§ STATED PROBLEM
Note each line where "title" appears, and copy it.

##### DATASET RECORDS

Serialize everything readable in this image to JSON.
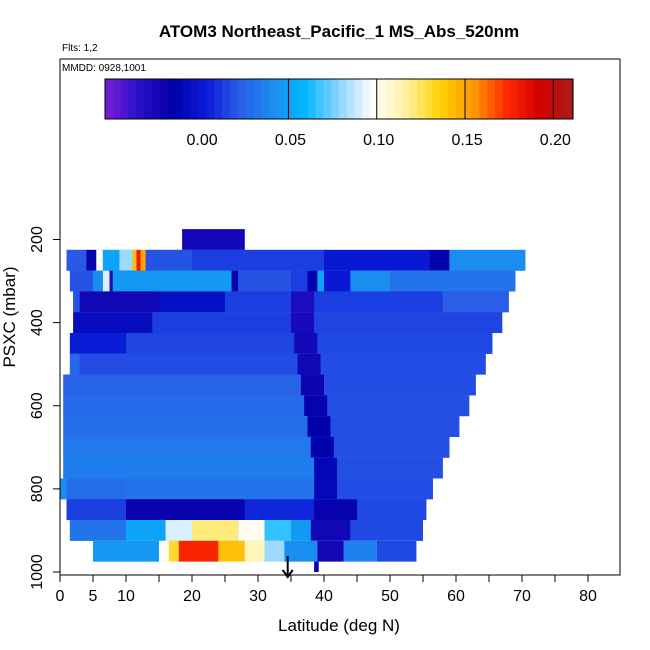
{
  "title": "ATOM3 Northeast_Pacific_1 MS_Abs_520nm",
  "flights_note": "Flts: 1,2",
  "date_note": "MMDD: 0928,1001",
  "colors": {
    "stops": [
      "#7a1fd6",
      "#2a10c8",
      "#0000a8",
      "#0a1ad8",
      "#2a5ce6",
      "#1b8cf0",
      "#00b8ff",
      "#8fd4ff",
      "#ffffff",
      "#fff1a0",
      "#ffd20a",
      "#ff9a00",
      "#ff2a00",
      "#d40000",
      "#a61c1c"
    ]
  },
  "chart_data": {
    "type": "heatmap",
    "title": "ATOM3 Northeast_Pacific_1 MS_Abs_520nm",
    "xlabel": "Latitude (deg N)",
    "ylabel": "PSXC (mbar)",
    "xlim": [
      0,
      85
    ],
    "ylim": [
      1000,
      0
    ],
    "x_ticks": [
      0,
      5,
      10,
      20,
      30,
      40,
      50,
      60,
      70,
      80
    ],
    "x_minor_ticks": [
      15,
      25,
      35,
      45,
      55,
      65,
      75,
      85
    ],
    "y_ticks": [
      200,
      400,
      600,
      800,
      1000
    ],
    "colorbar": {
      "min": -0.055,
      "max": 0.21,
      "ticks": [
        0.0,
        0.05,
        0.1,
        0.15,
        0.2
      ],
      "tick_labels": [
        "0.00",
        "0.05",
        "0.10",
        "0.15",
        "0.20"
      ],
      "separators": [
        0.05,
        0.1,
        0.15,
        0.2
      ]
    },
    "arrow_latitude": 34.5,
    "background_value": 0.018,
    "bands": [
      {
        "p_top": 175,
        "p_bot": 225,
        "x0": 18.5,
        "x1": 28,
        "v": -0.025,
        "segments": []
      },
      {
        "p_top": 225,
        "p_bot": 275,
        "x0": 1,
        "x1": 70.5,
        "v": 0.015,
        "segments": [
          {
            "x0": 1,
            "x1": 4,
            "v": 0.02
          },
          {
            "x0": 4,
            "x1": 5.5,
            "v": -0.02
          },
          {
            "x0": 5.5,
            "x1": 6.5,
            "v": 0.1
          },
          {
            "x0": 6.5,
            "x1": 9,
            "v": 0.05
          },
          {
            "x0": 9,
            "x1": 11,
            "v": 0.08
          },
          {
            "x0": 11,
            "x1": 11.6,
            "v": 0.14
          },
          {
            "x0": 11.6,
            "x1": 12.2,
            "v": 0.18
          },
          {
            "x0": 12.2,
            "x1": 13,
            "v": 0.15
          },
          {
            "x0": 13,
            "x1": 20,
            "v": 0.018
          },
          {
            "x0": 20,
            "x1": 40,
            "v": 0.012
          },
          {
            "x0": 40,
            "x1": 56,
            "v": 0.0
          },
          {
            "x0": 56,
            "x1": 59,
            "v": -0.015
          },
          {
            "x0": 59,
            "x1": 70.5,
            "v": 0.04
          }
        ]
      },
      {
        "p_top": 275,
        "p_bot": 325,
        "x0": 1.5,
        "x1": 69,
        "v": 0.02,
        "segments": [
          {
            "x0": 1.5,
            "x1": 5,
            "v": 0.018
          },
          {
            "x0": 5,
            "x1": 6.5,
            "v": 0.04
          },
          {
            "x0": 6.5,
            "x1": 7.5,
            "v": 0.09
          },
          {
            "x0": 7.5,
            "x1": 8,
            "v": -0.03
          },
          {
            "x0": 8,
            "x1": 26,
            "v": 0.045
          },
          {
            "x0": 26,
            "x1": 27,
            "v": -0.02
          },
          {
            "x0": 27,
            "x1": 35,
            "v": 0.018
          },
          {
            "x0": 35,
            "x1": 37.5,
            "v": 0.012
          },
          {
            "x0": 37.5,
            "x1": 39,
            "v": -0.015
          },
          {
            "x0": 39,
            "x1": 40,
            "v": 0.05
          },
          {
            "x0": 40,
            "x1": 44,
            "v": 0.0
          },
          {
            "x0": 44,
            "x1": 50,
            "v": 0.04
          },
          {
            "x0": 50,
            "x1": 69,
            "v": 0.03
          }
        ]
      },
      {
        "p_top": 325,
        "p_bot": 375,
        "x0": 2,
        "x1": 68,
        "v": 0.012,
        "segments": [
          {
            "x0": 2,
            "x1": 3,
            "v": 0.018
          },
          {
            "x0": 3,
            "x1": 15,
            "v": -0.025
          },
          {
            "x0": 15,
            "x1": 25,
            "v": -0.005
          },
          {
            "x0": 25,
            "x1": 35,
            "v": 0.012
          },
          {
            "x0": 35,
            "x1": 38.5,
            "v": -0.03
          },
          {
            "x0": 38.5,
            "x1": 58,
            "v": 0.012
          },
          {
            "x0": 58,
            "x1": 68,
            "v": 0.022
          }
        ]
      },
      {
        "p_top": 375,
        "p_bot": 425,
        "x0": 2,
        "x1": 67,
        "v": 0.013,
        "segments": [
          {
            "x0": 2,
            "x1": 14,
            "v": -0.008
          },
          {
            "x0": 14,
            "x1": 35,
            "v": 0.012
          },
          {
            "x0": 35,
            "x1": 38.5,
            "v": -0.028
          },
          {
            "x0": 38.5,
            "x1": 67,
            "v": 0.014
          }
        ]
      },
      {
        "p_top": 425,
        "p_bot": 475,
        "x0": 1.5,
        "x1": 65.5,
        "v": 0.014,
        "segments": [
          {
            "x0": 1.5,
            "x1": 10,
            "v": 0.002
          },
          {
            "x0": 10,
            "x1": 35.5,
            "v": 0.014
          },
          {
            "x0": 35.5,
            "x1": 39,
            "v": -0.026
          },
          {
            "x0": 39,
            "x1": 65.5,
            "v": 0.015
          }
        ]
      },
      {
        "p_top": 475,
        "p_bot": 525,
        "x0": 1.5,
        "x1": 64.5,
        "v": 0.016,
        "segments": [
          {
            "x0": 1.5,
            "x1": 3,
            "v": 0.025
          },
          {
            "x0": 3,
            "x1": 36,
            "v": 0.016
          },
          {
            "x0": 36,
            "x1": 39.5,
            "v": -0.025
          },
          {
            "x0": 39.5,
            "x1": 64.5,
            "v": 0.016
          }
        ]
      },
      {
        "p_top": 525,
        "p_bot": 575,
        "x0": 0.5,
        "x1": 63,
        "v": 0.02,
        "segments": [
          {
            "x0": 0.5,
            "x1": 36.5,
            "v": 0.024
          },
          {
            "x0": 36.5,
            "x1": 40,
            "v": -0.022
          },
          {
            "x0": 40,
            "x1": 63,
            "v": 0.016
          }
        ]
      },
      {
        "p_top": 575,
        "p_bot": 625,
        "x0": 0.5,
        "x1": 62,
        "v": 0.022,
        "segments": [
          {
            "x0": 0.5,
            "x1": 37,
            "v": 0.026
          },
          {
            "x0": 37,
            "x1": 40.5,
            "v": -0.02
          },
          {
            "x0": 40.5,
            "x1": 62,
            "v": 0.017
          }
        ]
      },
      {
        "p_top": 625,
        "p_bot": 675,
        "x0": 0.5,
        "x1": 60.5,
        "v": 0.024,
        "segments": [
          {
            "x0": 0.5,
            "x1": 37.5,
            "v": 0.028
          },
          {
            "x0": 37.5,
            "x1": 41,
            "v": -0.018
          },
          {
            "x0": 41,
            "x1": 60.5,
            "v": 0.017
          }
        ]
      },
      {
        "p_top": 675,
        "p_bot": 725,
        "x0": 0.5,
        "x1": 59,
        "v": 0.025,
        "segments": [
          {
            "x0": 0.5,
            "x1": 38,
            "v": 0.032
          },
          {
            "x0": 38,
            "x1": 41.5,
            "v": -0.015
          },
          {
            "x0": 41.5,
            "x1": 59,
            "v": 0.017
          }
        ]
      },
      {
        "p_top": 725,
        "p_bot": 775,
        "x0": 0.5,
        "x1": 58,
        "v": 0.026,
        "segments": [
          {
            "x0": 0.5,
            "x1": 38.5,
            "v": 0.034
          },
          {
            "x0": 38.5,
            "x1": 42,
            "v": -0.012
          },
          {
            "x0": 42,
            "x1": 58,
            "v": 0.017
          }
        ]
      },
      {
        "p_top": 775,
        "p_bot": 825,
        "x0": 0,
        "x1": 56.5,
        "v": 0.024,
        "segments": [
          {
            "x0": 0,
            "x1": 1,
            "v": 0.04
          },
          {
            "x0": 1,
            "x1": 10,
            "v": 0.028
          },
          {
            "x0": 10,
            "x1": 38.5,
            "v": 0.03
          },
          {
            "x0": 38.5,
            "x1": 42,
            "v": -0.01
          },
          {
            "x0": 42,
            "x1": 56.5,
            "v": 0.016
          }
        ]
      },
      {
        "p_top": 825,
        "p_bot": 875,
        "x0": 1,
        "x1": 55.5,
        "v": 0.01,
        "segments": [
          {
            "x0": 1,
            "x1": 10,
            "v": 0.012
          },
          {
            "x0": 10,
            "x1": 28,
            "v": -0.02
          },
          {
            "x0": 28,
            "x1": 38.5,
            "v": 0.005
          },
          {
            "x0": 38.5,
            "x1": 45,
            "v": -0.02
          },
          {
            "x0": 45,
            "x1": 55.5,
            "v": 0.015
          }
        ]
      },
      {
        "p_top": 875,
        "p_bot": 925,
        "x0": 1.5,
        "x1": 55,
        "v": 0.06,
        "segments": [
          {
            "x0": 1.5,
            "x1": 10,
            "v": 0.03
          },
          {
            "x0": 10,
            "x1": 16,
            "v": 0.05
          },
          {
            "x0": 16,
            "x1": 20,
            "v": 0.09
          },
          {
            "x0": 20,
            "x1": 27,
            "v": 0.12
          },
          {
            "x0": 27,
            "x1": 31,
            "v": 0.1
          },
          {
            "x0": 31,
            "x1": 35,
            "v": 0.065
          },
          {
            "x0": 35,
            "x1": 38,
            "v": 0.045
          },
          {
            "x0": 38,
            "x1": 44,
            "v": -0.025
          },
          {
            "x0": 44,
            "x1": 55,
            "v": 0.015
          }
        ]
      },
      {
        "p_top": 925,
        "p_bot": 975,
        "x0": 5,
        "x1": 54,
        "v": 0.08,
        "segments": [
          {
            "x0": 5,
            "x1": 15,
            "v": 0.045
          },
          {
            "x0": 15,
            "x1": 16.5,
            "v": 0.1
          },
          {
            "x0": 16.5,
            "x1": 18,
            "v": 0.13
          },
          {
            "x0": 18,
            "x1": 24,
            "v": 0.175
          },
          {
            "x0": 24,
            "x1": 28,
            "v": 0.14
          },
          {
            "x0": 28,
            "x1": 31,
            "v": 0.11
          },
          {
            "x0": 31,
            "x1": 34,
            "v": 0.08
          },
          {
            "x0": 34,
            "x1": 39,
            "v": 0.04
          },
          {
            "x0": 39,
            "x1": 43,
            "v": -0.025
          },
          {
            "x0": 43,
            "x1": 48,
            "v": 0.035
          },
          {
            "x0": 48,
            "x1": 54,
            "v": 0.015
          }
        ]
      },
      {
        "p_top": 975,
        "p_bot": 1000,
        "x0": 38.5,
        "x1": 39.2,
        "v": -0.02,
        "segments": []
      }
    ]
  }
}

##########

§ RESULT BELOW
  "title": "ATOM3 Northeast_Pacific_1 MS_Abs_520nm",
    "title": "ATOM3 Northeast_Pacific_1 MS_Abs_520nm",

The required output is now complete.